• **WHAT THE EXERCISE ASKS**
Copy the listing below line for line, changing nothing.

Item position entries
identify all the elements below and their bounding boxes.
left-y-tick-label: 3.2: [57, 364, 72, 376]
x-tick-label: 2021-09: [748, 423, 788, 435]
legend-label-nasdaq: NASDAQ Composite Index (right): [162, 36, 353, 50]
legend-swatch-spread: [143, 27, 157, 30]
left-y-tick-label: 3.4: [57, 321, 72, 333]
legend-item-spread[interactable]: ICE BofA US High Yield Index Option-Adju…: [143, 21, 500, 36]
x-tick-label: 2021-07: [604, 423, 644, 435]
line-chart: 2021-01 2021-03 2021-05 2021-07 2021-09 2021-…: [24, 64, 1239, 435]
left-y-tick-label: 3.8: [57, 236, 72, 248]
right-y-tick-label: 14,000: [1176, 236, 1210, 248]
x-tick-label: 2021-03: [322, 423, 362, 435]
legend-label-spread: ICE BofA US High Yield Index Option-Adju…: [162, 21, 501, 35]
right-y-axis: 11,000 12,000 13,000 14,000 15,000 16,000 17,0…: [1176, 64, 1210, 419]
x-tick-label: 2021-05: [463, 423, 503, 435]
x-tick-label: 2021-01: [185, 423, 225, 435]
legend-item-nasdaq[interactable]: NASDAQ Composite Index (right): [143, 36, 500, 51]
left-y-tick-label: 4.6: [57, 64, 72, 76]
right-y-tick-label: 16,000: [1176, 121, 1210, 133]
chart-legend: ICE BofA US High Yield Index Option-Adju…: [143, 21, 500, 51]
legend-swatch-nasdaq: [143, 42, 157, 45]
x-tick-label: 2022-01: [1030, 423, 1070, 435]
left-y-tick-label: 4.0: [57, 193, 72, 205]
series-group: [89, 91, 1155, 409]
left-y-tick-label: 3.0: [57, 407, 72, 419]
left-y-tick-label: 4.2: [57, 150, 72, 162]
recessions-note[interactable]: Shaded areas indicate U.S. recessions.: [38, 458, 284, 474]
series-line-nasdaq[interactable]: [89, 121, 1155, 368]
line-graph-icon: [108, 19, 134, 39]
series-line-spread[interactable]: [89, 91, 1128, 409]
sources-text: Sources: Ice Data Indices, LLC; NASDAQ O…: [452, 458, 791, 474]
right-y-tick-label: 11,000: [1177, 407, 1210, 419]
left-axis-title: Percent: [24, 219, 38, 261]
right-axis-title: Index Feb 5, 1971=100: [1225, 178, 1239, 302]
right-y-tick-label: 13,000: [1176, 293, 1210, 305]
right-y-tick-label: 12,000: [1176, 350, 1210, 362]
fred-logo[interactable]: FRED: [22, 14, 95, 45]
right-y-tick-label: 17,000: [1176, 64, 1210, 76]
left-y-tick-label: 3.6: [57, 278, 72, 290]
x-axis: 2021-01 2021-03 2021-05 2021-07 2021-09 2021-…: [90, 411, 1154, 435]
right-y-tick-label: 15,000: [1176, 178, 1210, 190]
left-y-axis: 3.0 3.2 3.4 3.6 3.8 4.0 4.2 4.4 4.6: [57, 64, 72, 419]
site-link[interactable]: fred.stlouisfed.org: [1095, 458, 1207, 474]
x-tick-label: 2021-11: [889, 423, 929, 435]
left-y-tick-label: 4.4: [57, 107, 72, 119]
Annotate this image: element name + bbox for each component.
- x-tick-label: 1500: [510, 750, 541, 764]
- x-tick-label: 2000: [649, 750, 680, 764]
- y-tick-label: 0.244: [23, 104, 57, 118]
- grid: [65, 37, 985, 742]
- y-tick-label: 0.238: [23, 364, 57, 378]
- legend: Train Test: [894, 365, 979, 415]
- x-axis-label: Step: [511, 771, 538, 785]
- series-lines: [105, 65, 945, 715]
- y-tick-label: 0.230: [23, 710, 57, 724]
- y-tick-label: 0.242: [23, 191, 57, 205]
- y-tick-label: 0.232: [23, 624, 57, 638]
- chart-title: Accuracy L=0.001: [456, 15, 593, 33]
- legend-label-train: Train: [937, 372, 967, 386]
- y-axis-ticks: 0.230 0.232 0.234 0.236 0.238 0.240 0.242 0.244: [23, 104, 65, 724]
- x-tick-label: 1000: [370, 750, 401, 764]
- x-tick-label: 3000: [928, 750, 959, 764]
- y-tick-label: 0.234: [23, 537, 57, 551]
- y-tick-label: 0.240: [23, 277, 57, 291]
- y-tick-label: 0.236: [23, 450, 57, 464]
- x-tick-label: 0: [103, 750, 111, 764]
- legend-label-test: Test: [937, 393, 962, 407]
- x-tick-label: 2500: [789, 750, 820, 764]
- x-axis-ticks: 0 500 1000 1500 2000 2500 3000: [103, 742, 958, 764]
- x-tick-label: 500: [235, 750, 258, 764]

• **EXPECTED ANSWER**
identify all the elements below and their bounding boxes.
left-y-tick-label: 3.2: [57, 364, 72, 376]
x-tick-label: 2021-09: [748, 423, 788, 435]
legend-label-nasdaq: NASDAQ Composite Index (right): [162, 36, 353, 50]
legend-swatch-spread: [143, 27, 157, 30]
left-y-tick-label: 3.4: [57, 321, 72, 333]
legend-item-spread[interactable]: ICE BofA US High Yield Index Option-Adju…: [143, 21, 500, 36]
x-tick-label: 2021-07: [604, 423, 644, 435]
line-chart: 2021-01 2021-03 2021-05 2021-07 2021-09 2021-…: [24, 64, 1239, 435]
left-y-tick-label: 3.8: [57, 236, 72, 248]
right-y-tick-label: 14,000: [1176, 236, 1210, 248]
x-tick-label: 2021-03: [322, 423, 362, 435]
legend-label-spread: ICE BofA US High Yield Index Option-Adju…: [162, 21, 501, 35]
right-y-axis: 11,000 12,000 13,000 14,000 15,000 16,000 17,0…: [1176, 64, 1210, 419]
x-tick-label: 2021-05: [463, 423, 503, 435]
x-tick-label: 2021-01: [185, 423, 225, 435]
legend-item-nasdaq[interactable]: NASDAQ Composite Index (right): [143, 36, 500, 51]
left-y-tick-label: 4.6: [57, 64, 72, 76]
right-y-tick-label: 16,000: [1176, 121, 1210, 133]
chart-legend: ICE BofA US High Yield Index Option-Adju…: [143, 21, 500, 51]
legend-swatch-nasdaq: [143, 42, 157, 45]
x-tick-label: 2022-01: [1030, 423, 1070, 435]
left-y-tick-label: 4.0: [57, 193, 72, 205]
series-group: [89, 91, 1155, 409]
left-y-tick-label: 3.0: [57, 407, 72, 419]
left-y-tick-label: 4.2: [57, 150, 72, 162]
recessions-note[interactable]: Shaded areas indicate U.S. recessions.: [38, 458, 284, 474]
series-line-nasdaq[interactable]: [89, 121, 1155, 368]
line-graph-icon: [108, 19, 134, 39]
series-line-spread[interactable]: [89, 91, 1128, 409]
sources-text: Sources: Ice Data Indices, LLC; NASDAQ O…: [452, 458, 791, 474]
right-y-tick-label: 11,000: [1177, 407, 1210, 419]
left-axis-title: Percent: [24, 219, 38, 261]
right-axis-title: Index Feb 5, 1971=100: [1225, 178, 1239, 302]
right-y-tick-label: 13,000: [1176, 293, 1210, 305]
right-y-tick-label: 12,000: [1176, 350, 1210, 362]
fred-logo[interactable]: FRED: [22, 14, 95, 45]
right-y-tick-label: 17,000: [1176, 64, 1210, 76]
left-y-tick-label: 3.6: [57, 278, 72, 290]
x-axis: 2021-01 2021-03 2021-05 2021-07 2021-09 2021-…: [90, 411, 1154, 435]
right-y-tick-label: 15,000: [1176, 178, 1210, 190]
left-y-axis: 3.0 3.2 3.4 3.6 3.8 4.0 4.2 4.4 4.6: [57, 64, 72, 419]
site-link[interactable]: fred.stlouisfed.org: [1095, 458, 1207, 474]
x-tick-label: 2021-11: [889, 423, 929, 435]
left-y-tick-label: 4.4: [57, 107, 72, 119]
Annotate this image: element name + bbox for each component.
- x-tick-label: 1500: [510, 750, 541, 764]
- x-tick-label: 2000: [649, 750, 680, 764]
- y-tick-label: 0.244: [23, 104, 57, 118]
- grid: [65, 37, 985, 742]
- y-tick-label: 0.238: [23, 364, 57, 378]
- legend: Train Test: [894, 365, 979, 415]
- x-axis-label: Step: [511, 771, 538, 785]
- series-lines: [105, 65, 945, 715]
- y-tick-label: 0.230: [23, 710, 57, 724]
- y-tick-label: 0.242: [23, 191, 57, 205]
- y-tick-label: 0.232: [23, 624, 57, 638]
- chart-title: Accuracy L=0.001: [456, 15, 593, 33]
- legend-label-train: Train: [937, 372, 967, 386]
- y-axis-ticks: 0.230 0.232 0.234 0.236 0.238 0.240 0.242 0.244: [23, 104, 65, 724]
- x-tick-label: 1000: [370, 750, 401, 764]
- x-tick-label: 3000: [928, 750, 959, 764]
- y-tick-label: 0.234: [23, 537, 57, 551]
- y-tick-label: 0.240: [23, 277, 57, 291]
- y-tick-label: 0.236: [23, 450, 57, 464]
- x-tick-label: 0: [103, 750, 111, 764]
- legend-label-test: Test: [937, 393, 962, 407]
- x-tick-label: 2500: [789, 750, 820, 764]
- x-axis-ticks: 0 500 1000 1500 2000 2500 3000: [103, 742, 958, 764]
- x-tick-label: 500: [235, 750, 258, 764]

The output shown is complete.